* [To be done] Look through the data below and return each line where "subtitle" appears.

* [Records that describe figures]

——————

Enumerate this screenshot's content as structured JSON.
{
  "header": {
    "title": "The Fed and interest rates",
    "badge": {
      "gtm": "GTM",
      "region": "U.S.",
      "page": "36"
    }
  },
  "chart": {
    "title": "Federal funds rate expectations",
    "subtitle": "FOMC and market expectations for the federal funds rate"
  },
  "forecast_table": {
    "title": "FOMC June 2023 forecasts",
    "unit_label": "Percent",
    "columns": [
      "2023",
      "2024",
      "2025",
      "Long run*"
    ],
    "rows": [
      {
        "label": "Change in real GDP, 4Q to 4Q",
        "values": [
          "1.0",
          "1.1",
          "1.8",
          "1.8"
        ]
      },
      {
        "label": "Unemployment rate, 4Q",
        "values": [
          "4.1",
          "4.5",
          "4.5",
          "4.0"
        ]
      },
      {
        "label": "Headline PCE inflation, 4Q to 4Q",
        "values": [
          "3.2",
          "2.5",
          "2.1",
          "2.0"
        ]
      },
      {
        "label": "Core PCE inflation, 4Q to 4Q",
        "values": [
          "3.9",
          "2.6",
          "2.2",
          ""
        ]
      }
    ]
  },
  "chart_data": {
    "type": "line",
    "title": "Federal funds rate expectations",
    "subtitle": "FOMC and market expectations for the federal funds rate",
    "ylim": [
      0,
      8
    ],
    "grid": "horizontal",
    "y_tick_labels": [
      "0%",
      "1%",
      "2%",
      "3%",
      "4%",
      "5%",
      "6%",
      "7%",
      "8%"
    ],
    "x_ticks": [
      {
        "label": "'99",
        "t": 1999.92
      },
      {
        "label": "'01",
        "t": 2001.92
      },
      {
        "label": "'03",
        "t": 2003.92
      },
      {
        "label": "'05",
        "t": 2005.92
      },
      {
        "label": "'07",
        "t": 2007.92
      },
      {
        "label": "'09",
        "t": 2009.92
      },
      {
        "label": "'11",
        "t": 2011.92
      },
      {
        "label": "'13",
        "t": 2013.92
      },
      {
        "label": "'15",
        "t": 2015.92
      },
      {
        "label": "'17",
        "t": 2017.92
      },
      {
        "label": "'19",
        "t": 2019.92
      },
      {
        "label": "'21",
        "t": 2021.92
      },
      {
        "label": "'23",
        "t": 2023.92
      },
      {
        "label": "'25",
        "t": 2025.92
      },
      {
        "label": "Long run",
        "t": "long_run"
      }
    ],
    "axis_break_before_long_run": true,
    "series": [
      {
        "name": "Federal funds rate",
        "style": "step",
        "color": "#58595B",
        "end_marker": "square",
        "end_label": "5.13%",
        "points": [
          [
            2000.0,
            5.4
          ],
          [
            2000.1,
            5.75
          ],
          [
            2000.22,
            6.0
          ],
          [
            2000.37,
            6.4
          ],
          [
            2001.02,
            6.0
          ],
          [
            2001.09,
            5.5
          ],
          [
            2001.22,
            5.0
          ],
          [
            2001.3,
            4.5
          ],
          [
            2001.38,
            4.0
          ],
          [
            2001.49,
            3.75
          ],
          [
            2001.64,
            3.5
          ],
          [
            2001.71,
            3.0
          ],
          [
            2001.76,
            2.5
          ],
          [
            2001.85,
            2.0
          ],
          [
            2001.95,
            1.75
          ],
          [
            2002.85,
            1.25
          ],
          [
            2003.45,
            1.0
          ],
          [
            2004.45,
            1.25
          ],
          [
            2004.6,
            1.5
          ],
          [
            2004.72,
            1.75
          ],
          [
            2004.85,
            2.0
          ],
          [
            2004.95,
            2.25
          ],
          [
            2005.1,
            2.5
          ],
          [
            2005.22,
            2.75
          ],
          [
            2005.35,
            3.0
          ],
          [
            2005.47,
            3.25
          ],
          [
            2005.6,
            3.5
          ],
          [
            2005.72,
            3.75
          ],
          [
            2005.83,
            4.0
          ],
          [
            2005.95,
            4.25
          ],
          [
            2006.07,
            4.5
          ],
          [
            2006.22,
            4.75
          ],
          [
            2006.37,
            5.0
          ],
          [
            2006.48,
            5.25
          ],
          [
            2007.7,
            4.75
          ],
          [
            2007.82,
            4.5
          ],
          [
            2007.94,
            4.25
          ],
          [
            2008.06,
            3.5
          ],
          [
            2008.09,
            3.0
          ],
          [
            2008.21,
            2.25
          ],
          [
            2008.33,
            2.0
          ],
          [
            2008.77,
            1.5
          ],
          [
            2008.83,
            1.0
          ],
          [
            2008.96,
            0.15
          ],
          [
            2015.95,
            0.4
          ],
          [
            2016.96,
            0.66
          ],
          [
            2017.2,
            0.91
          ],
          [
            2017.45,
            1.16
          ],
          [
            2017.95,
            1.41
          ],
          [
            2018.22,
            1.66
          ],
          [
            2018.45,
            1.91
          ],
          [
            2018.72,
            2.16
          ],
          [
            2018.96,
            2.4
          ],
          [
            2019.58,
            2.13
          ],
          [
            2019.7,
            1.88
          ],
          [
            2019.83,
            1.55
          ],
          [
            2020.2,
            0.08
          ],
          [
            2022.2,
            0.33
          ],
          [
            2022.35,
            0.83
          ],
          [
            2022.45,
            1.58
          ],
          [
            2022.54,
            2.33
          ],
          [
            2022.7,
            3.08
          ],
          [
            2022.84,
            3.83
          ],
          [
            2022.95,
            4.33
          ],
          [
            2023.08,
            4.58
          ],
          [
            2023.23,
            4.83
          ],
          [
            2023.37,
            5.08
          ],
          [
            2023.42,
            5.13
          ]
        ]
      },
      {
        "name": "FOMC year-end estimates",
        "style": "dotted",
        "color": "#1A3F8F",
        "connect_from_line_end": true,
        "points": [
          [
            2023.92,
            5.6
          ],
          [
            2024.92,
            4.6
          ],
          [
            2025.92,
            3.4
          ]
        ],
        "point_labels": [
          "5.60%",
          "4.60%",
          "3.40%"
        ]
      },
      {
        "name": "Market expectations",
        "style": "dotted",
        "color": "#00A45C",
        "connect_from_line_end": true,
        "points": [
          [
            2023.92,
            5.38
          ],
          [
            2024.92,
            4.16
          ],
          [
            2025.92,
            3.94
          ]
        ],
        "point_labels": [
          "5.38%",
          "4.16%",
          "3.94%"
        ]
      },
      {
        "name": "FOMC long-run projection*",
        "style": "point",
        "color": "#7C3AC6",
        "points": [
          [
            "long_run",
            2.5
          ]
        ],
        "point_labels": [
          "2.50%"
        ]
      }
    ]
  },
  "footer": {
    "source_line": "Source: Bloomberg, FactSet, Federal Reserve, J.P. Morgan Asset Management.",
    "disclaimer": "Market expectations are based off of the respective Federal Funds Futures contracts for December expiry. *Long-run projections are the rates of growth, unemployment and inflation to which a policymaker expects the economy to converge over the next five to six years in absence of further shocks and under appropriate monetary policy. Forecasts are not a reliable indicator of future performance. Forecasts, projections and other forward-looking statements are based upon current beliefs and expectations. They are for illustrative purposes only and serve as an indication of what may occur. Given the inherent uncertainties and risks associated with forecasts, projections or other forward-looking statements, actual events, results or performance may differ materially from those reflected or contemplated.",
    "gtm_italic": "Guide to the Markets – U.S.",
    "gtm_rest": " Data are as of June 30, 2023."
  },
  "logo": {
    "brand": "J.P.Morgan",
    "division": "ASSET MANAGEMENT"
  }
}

——————

* [The result]
    "subtitle": "FOMC and market expectations for the federal funds rate"
    "subtitle": "FOMC and market expectations for the federal funds rate",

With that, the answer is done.